EXERCISE TASK:
Copy out the records precisely, omitting pictures.

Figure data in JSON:
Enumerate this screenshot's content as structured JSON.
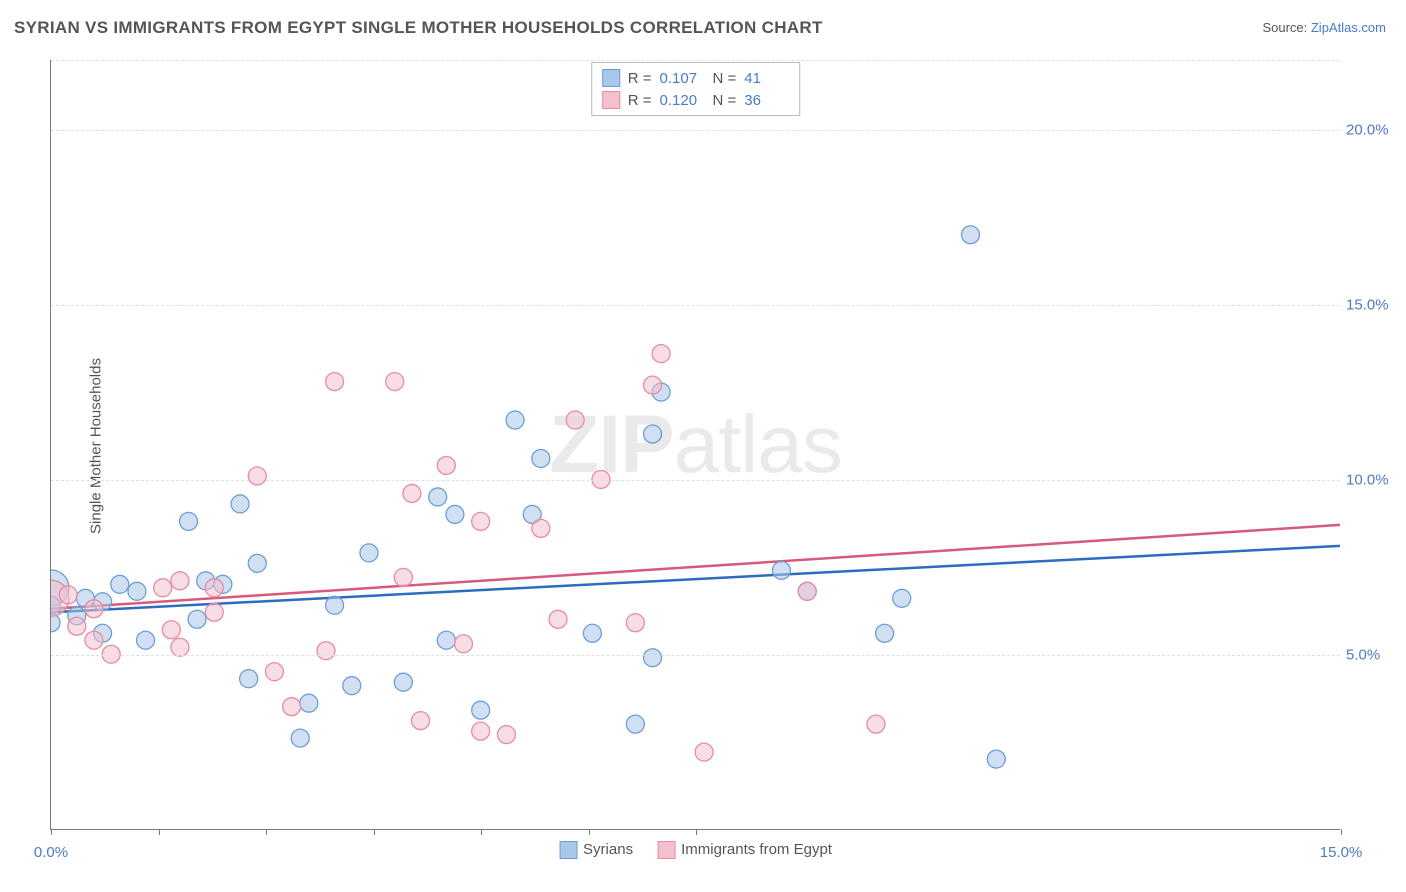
{
  "title": "SYRIAN VS IMMIGRANTS FROM EGYPT SINGLE MOTHER HOUSEHOLDS CORRELATION CHART",
  "source_prefix": "Source: ",
  "source_name": "ZipAtlas.com",
  "ylabel": "Single Mother Households",
  "watermark_bold": "ZIP",
  "watermark_rest": "atlas",
  "chart": {
    "type": "scatter",
    "background_color": "#ffffff",
    "grid_color": "#e0e0e0",
    "axis_color": "#777777",
    "label_color": "#555555",
    "value_color": "#4a7bc8",
    "xlim": [
      0,
      15
    ],
    "ylim": [
      0,
      22
    ],
    "title_fontsize": 17,
    "label_fontsize": 15,
    "x_ticks": [
      {
        "pos": 0,
        "label": "0.0%"
      },
      {
        "pos": 1.25,
        "label": ""
      },
      {
        "pos": 2.5,
        "label": ""
      },
      {
        "pos": 3.75,
        "label": ""
      },
      {
        "pos": 5.0,
        "label": ""
      },
      {
        "pos": 6.25,
        "label": ""
      },
      {
        "pos": 7.5,
        "label": ""
      },
      {
        "pos": 15,
        "label": "15.0%"
      }
    ],
    "y_ticks": [
      {
        "pos": 5,
        "label": "5.0%"
      },
      {
        "pos": 10,
        "label": "10.0%"
      },
      {
        "pos": 15,
        "label": "15.0%"
      },
      {
        "pos": 20,
        "label": "20.0%"
      }
    ],
    "series": [
      {
        "name": "Syrians",
        "color_fill": "#a9c7e8",
        "color_stroke": "#6d9fd4",
        "trend_color": "#2d6cc0",
        "fill_opacity": 0.55,
        "marker_radius": 9,
        "marker_radius_big": 18,
        "R": "0.107",
        "N": "41",
        "trend": {
          "x1": 0,
          "y1": 6.2,
          "x2": 15,
          "y2": 8.1
        },
        "points": [
          {
            "x": 0.0,
            "y": 6.9,
            "big": true
          },
          {
            "x": 0.0,
            "y": 6.4
          },
          {
            "x": 0.0,
            "y": 5.9
          },
          {
            "x": 0.3,
            "y": 6.1
          },
          {
            "x": 0.4,
            "y": 6.6
          },
          {
            "x": 0.6,
            "y": 6.5
          },
          {
            "x": 0.6,
            "y": 5.6
          },
          {
            "x": 0.8,
            "y": 7.0
          },
          {
            "x": 1.0,
            "y": 6.8
          },
          {
            "x": 1.1,
            "y": 5.4
          },
          {
            "x": 1.6,
            "y": 8.8
          },
          {
            "x": 1.7,
            "y": 6.0
          },
          {
            "x": 1.8,
            "y": 7.1
          },
          {
            "x": 2.0,
            "y": 7.0
          },
          {
            "x": 2.2,
            "y": 9.3
          },
          {
            "x": 2.3,
            "y": 4.3
          },
          {
            "x": 2.4,
            "y": 7.6
          },
          {
            "x": 2.9,
            "y": 2.6
          },
          {
            "x": 3.0,
            "y": 3.6
          },
          {
            "x": 3.3,
            "y": 6.4
          },
          {
            "x": 3.5,
            "y": 4.1
          },
          {
            "x": 3.7,
            "y": 7.9
          },
          {
            "x": 4.1,
            "y": 4.2
          },
          {
            "x": 4.5,
            "y": 9.5
          },
          {
            "x": 4.6,
            "y": 5.4
          },
          {
            "x": 4.7,
            "y": 9.0
          },
          {
            "x": 5.0,
            "y": 3.4
          },
          {
            "x": 5.4,
            "y": 11.7
          },
          {
            "x": 5.6,
            "y": 9.0
          },
          {
            "x": 5.7,
            "y": 10.6
          },
          {
            "x": 6.3,
            "y": 5.6
          },
          {
            "x": 6.8,
            "y": 3.0
          },
          {
            "x": 7.0,
            "y": 4.9
          },
          {
            "x": 7.0,
            "y": 11.3
          },
          {
            "x": 7.1,
            "y": 12.5
          },
          {
            "x": 8.5,
            "y": 7.4
          },
          {
            "x": 8.8,
            "y": 6.8
          },
          {
            "x": 9.7,
            "y": 5.6
          },
          {
            "x": 9.9,
            "y": 6.6
          },
          {
            "x": 10.7,
            "y": 17.0
          },
          {
            "x": 11.0,
            "y": 2.0
          }
        ]
      },
      {
        "name": "Immigrants from Egypt",
        "color_fill": "#f3c1cd",
        "color_stroke": "#e68ba3",
        "trend_color": "#d85a7a",
        "fill_opacity": 0.55,
        "marker_radius": 9,
        "marker_radius_big": 18,
        "R": "0.120",
        "N": "36",
        "trend": {
          "x1": 0,
          "y1": 6.3,
          "x2": 15,
          "y2": 8.7
        },
        "points": [
          {
            "x": 0.0,
            "y": 6.6,
            "big": true
          },
          {
            "x": 0.2,
            "y": 6.7
          },
          {
            "x": 0.3,
            "y": 5.8
          },
          {
            "x": 0.5,
            "y": 6.3
          },
          {
            "x": 0.5,
            "y": 5.4
          },
          {
            "x": 0.7,
            "y": 5.0
          },
          {
            "x": 1.3,
            "y": 6.9
          },
          {
            "x": 1.4,
            "y": 5.7
          },
          {
            "x": 1.5,
            "y": 7.1
          },
          {
            "x": 1.5,
            "y": 5.2
          },
          {
            "x": 1.9,
            "y": 6.9
          },
          {
            "x": 1.9,
            "y": 6.2
          },
          {
            "x": 2.4,
            "y": 10.1
          },
          {
            "x": 2.6,
            "y": 4.5
          },
          {
            "x": 2.8,
            "y": 3.5
          },
          {
            "x": 3.2,
            "y": 5.1
          },
          {
            "x": 3.3,
            "y": 12.8
          },
          {
            "x": 4.0,
            "y": 12.8
          },
          {
            "x": 4.1,
            "y": 7.2
          },
          {
            "x": 4.2,
            "y": 9.6
          },
          {
            "x": 4.3,
            "y": 3.1
          },
          {
            "x": 4.6,
            "y": 10.4
          },
          {
            "x": 4.8,
            "y": 5.3
          },
          {
            "x": 5.0,
            "y": 2.8
          },
          {
            "x": 5.0,
            "y": 8.8
          },
          {
            "x": 5.3,
            "y": 2.7
          },
          {
            "x": 5.7,
            "y": 8.6
          },
          {
            "x": 5.9,
            "y": 6.0
          },
          {
            "x": 6.1,
            "y": 11.7
          },
          {
            "x": 6.4,
            "y": 10.0
          },
          {
            "x": 6.8,
            "y": 5.9
          },
          {
            "x": 7.0,
            "y": 12.7
          },
          {
            "x": 7.1,
            "y": 13.6
          },
          {
            "x": 7.6,
            "y": 2.2
          },
          {
            "x": 8.8,
            "y": 6.8
          },
          {
            "x": 9.6,
            "y": 3.0
          }
        ]
      }
    ]
  },
  "legend_top": {
    "r_label": "R =",
    "n_label": "N ="
  },
  "legend_bottom": {}
}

OUTPUT FOR THIS EXERCISE:
Enumerate this screenshot's content as structured JSON.
{
  "title": "SYRIAN VS IMMIGRANTS FROM EGYPT SINGLE MOTHER HOUSEHOLDS CORRELATION CHART",
  "source_prefix": "Source: ",
  "source_name": "ZipAtlas.com",
  "ylabel": "Single Mother Households",
  "watermark_bold": "ZIP",
  "watermark_rest": "atlas",
  "chart": {
    "type": "scatter",
    "background_color": "#ffffff",
    "grid_color": "#e0e0e0",
    "axis_color": "#777777",
    "label_color": "#555555",
    "value_color": "#4a7bc8",
    "xlim": [
      0,
      15
    ],
    "ylim": [
      0,
      22
    ],
    "title_fontsize": 17,
    "label_fontsize": 15,
    "x_ticks": [
      {
        "pos": 0,
        "label": "0.0%"
      },
      {
        "pos": 1.25,
        "label": ""
      },
      {
        "pos": 2.5,
        "label": ""
      },
      {
        "pos": 3.75,
        "label": ""
      },
      {
        "pos": 5.0,
        "label": ""
      },
      {
        "pos": 6.25,
        "label": ""
      },
      {
        "pos": 7.5,
        "label": ""
      },
      {
        "pos": 15,
        "label": "15.0%"
      }
    ],
    "y_ticks": [
      {
        "pos": 5,
        "label": "5.0%"
      },
      {
        "pos": 10,
        "label": "10.0%"
      },
      {
        "pos": 15,
        "label": "15.0%"
      },
      {
        "pos": 20,
        "label": "20.0%"
      }
    ],
    "series": [
      {
        "name": "Syrians",
        "color_fill": "#a9c7e8",
        "color_stroke": "#6d9fd4",
        "trend_color": "#2d6cc0",
        "fill_opacity": 0.55,
        "marker_radius": 9,
        "marker_radius_big": 18,
        "R": "0.107",
        "N": "41",
        "trend": {
          "x1": 0,
          "y1": 6.2,
          "x2": 15,
          "y2": 8.1
        },
        "points": [
          {
            "x": 0.0,
            "y": 6.9,
            "big": true
          },
          {
            "x": 0.0,
            "y": 6.4
          },
          {
            "x": 0.0,
            "y": 5.9
          },
          {
            "x": 0.3,
            "y": 6.1
          },
          {
            "x": 0.4,
            "y": 6.6
          },
          {
            "x": 0.6,
            "y": 6.5
          },
          {
            "x": 0.6,
            "y": 5.6
          },
          {
            "x": 0.8,
            "y": 7.0
          },
          {
            "x": 1.0,
            "y": 6.8
          },
          {
            "x": 1.1,
            "y": 5.4
          },
          {
            "x": 1.6,
            "y": 8.8
          },
          {
            "x": 1.7,
            "y": 6.0
          },
          {
            "x": 1.8,
            "y": 7.1
          },
          {
            "x": 2.0,
            "y": 7.0
          },
          {
            "x": 2.2,
            "y": 9.3
          },
          {
            "x": 2.3,
            "y": 4.3
          },
          {
            "x": 2.4,
            "y": 7.6
          },
          {
            "x": 2.9,
            "y": 2.6
          },
          {
            "x": 3.0,
            "y": 3.6
          },
          {
            "x": 3.3,
            "y": 6.4
          },
          {
            "x": 3.5,
            "y": 4.1
          },
          {
            "x": 3.7,
            "y": 7.9
          },
          {
            "x": 4.1,
            "y": 4.2
          },
          {
            "x": 4.5,
            "y": 9.5
          },
          {
            "x": 4.6,
            "y": 5.4
          },
          {
            "x": 4.7,
            "y": 9.0
          },
          {
            "x": 5.0,
            "y": 3.4
          },
          {
            "x": 5.4,
            "y": 11.7
          },
          {
            "x": 5.6,
            "y": 9.0
          },
          {
            "x": 5.7,
            "y": 10.6
          },
          {
            "x": 6.3,
            "y": 5.6
          },
          {
            "x": 6.8,
            "y": 3.0
          },
          {
            "x": 7.0,
            "y": 4.9
          },
          {
            "x": 7.0,
            "y": 11.3
          },
          {
            "x": 7.1,
            "y": 12.5
          },
          {
            "x": 8.5,
            "y": 7.4
          },
          {
            "x": 8.8,
            "y": 6.8
          },
          {
            "x": 9.7,
            "y": 5.6
          },
          {
            "x": 9.9,
            "y": 6.6
          },
          {
            "x": 10.7,
            "y": 17.0
          },
          {
            "x": 11.0,
            "y": 2.0
          }
        ]
      },
      {
        "name": "Immigrants from Egypt",
        "color_fill": "#f3c1cd",
        "color_stroke": "#e68ba3",
        "trend_color": "#d85a7a",
        "fill_opacity": 0.55,
        "marker_radius": 9,
        "marker_radius_big": 18,
        "R": "0.120",
        "N": "36",
        "trend": {
          "x1": 0,
          "y1": 6.3,
          "x2": 15,
          "y2": 8.7
        },
        "points": [
          {
            "x": 0.0,
            "y": 6.6,
            "big": true
          },
          {
            "x": 0.2,
            "y": 6.7
          },
          {
            "x": 0.3,
            "y": 5.8
          },
          {
            "x": 0.5,
            "y": 6.3
          },
          {
            "x": 0.5,
            "y": 5.4
          },
          {
            "x": 0.7,
            "y": 5.0
          },
          {
            "x": 1.3,
            "y": 6.9
          },
          {
            "x": 1.4,
            "y": 5.7
          },
          {
            "x": 1.5,
            "y": 7.1
          },
          {
            "x": 1.5,
            "y": 5.2
          },
          {
            "x": 1.9,
            "y": 6.9
          },
          {
            "x": 1.9,
            "y": 6.2
          },
          {
            "x": 2.4,
            "y": 10.1
          },
          {
            "x": 2.6,
            "y": 4.5
          },
          {
            "x": 2.8,
            "y": 3.5
          },
          {
            "x": 3.2,
            "y": 5.1
          },
          {
            "x": 3.3,
            "y": 12.8
          },
          {
            "x": 4.0,
            "y": 12.8
          },
          {
            "x": 4.1,
            "y": 7.2
          },
          {
            "x": 4.2,
            "y": 9.6
          },
          {
            "x": 4.3,
            "y": 3.1
          },
          {
            "x": 4.6,
            "y": 10.4
          },
          {
            "x": 4.8,
            "y": 5.3
          },
          {
            "x": 5.0,
            "y": 2.8
          },
          {
            "x": 5.0,
            "y": 8.8
          },
          {
            "x": 5.3,
            "y": 2.7
          },
          {
            "x": 5.7,
            "y": 8.6
          },
          {
            "x": 5.9,
            "y": 6.0
          },
          {
            "x": 6.1,
            "y": 11.7
          },
          {
            "x": 6.4,
            "y": 10.0
          },
          {
            "x": 6.8,
            "y": 5.9
          },
          {
            "x": 7.0,
            "y": 12.7
          },
          {
            "x": 7.1,
            "y": 13.6
          },
          {
            "x": 7.6,
            "y": 2.2
          },
          {
            "x": 8.8,
            "y": 6.8
          },
          {
            "x": 9.6,
            "y": 3.0
          }
        ]
      }
    ]
  },
  "legend_top": {
    "r_label": "R =",
    "n_label": "N ="
  },
  "legend_bottom": {}
}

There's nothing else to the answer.